-- start of Records for this task --

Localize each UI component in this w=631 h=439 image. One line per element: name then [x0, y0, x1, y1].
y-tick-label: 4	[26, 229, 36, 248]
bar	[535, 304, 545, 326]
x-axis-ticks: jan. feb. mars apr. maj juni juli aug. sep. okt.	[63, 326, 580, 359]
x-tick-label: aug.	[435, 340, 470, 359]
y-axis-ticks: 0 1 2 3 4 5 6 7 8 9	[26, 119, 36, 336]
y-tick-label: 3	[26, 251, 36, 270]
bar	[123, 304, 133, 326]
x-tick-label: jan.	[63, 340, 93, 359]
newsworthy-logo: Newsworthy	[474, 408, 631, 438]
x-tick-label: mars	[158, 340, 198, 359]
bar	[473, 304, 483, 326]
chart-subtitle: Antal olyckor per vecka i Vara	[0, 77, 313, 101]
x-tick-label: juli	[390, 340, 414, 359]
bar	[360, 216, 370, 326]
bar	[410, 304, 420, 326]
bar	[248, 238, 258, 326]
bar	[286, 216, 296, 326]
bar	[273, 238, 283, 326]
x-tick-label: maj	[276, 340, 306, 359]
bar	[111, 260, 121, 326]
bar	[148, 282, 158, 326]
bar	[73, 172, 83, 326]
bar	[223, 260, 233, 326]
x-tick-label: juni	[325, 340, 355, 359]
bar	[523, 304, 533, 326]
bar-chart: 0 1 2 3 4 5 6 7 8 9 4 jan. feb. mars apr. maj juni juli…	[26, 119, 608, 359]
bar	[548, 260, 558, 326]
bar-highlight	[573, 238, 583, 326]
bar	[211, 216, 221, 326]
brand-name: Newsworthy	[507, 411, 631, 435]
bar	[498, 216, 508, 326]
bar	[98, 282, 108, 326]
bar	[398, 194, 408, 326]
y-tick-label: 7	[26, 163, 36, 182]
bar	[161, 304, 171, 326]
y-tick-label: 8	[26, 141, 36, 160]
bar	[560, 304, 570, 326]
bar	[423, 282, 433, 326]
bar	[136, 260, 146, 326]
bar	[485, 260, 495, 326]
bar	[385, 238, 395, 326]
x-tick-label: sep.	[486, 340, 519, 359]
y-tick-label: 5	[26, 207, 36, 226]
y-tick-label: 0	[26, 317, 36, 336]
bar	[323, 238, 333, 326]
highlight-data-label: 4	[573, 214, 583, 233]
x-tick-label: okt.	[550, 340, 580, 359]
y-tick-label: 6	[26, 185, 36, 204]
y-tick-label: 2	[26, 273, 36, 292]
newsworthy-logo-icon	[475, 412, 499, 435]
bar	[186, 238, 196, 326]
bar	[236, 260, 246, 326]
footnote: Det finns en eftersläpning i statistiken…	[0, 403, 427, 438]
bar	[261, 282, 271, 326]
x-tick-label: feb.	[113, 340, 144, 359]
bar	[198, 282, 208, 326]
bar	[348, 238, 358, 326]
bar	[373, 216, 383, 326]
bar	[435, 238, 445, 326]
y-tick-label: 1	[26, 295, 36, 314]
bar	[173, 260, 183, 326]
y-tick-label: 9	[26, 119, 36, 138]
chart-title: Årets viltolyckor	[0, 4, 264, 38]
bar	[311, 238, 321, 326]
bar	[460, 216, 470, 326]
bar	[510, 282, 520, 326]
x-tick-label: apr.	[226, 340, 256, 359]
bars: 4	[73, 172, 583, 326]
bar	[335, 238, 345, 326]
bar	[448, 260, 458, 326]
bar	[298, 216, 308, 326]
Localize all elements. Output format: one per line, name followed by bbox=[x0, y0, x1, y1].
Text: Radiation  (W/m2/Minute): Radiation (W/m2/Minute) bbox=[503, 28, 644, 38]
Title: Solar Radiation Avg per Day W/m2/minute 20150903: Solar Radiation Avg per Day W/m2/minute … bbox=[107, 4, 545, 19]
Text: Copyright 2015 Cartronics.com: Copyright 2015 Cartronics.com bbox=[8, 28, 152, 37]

-- end of Records for this task --

How many lines of the data above contain the string "logo"? Reply with the number alone.

# The reply
2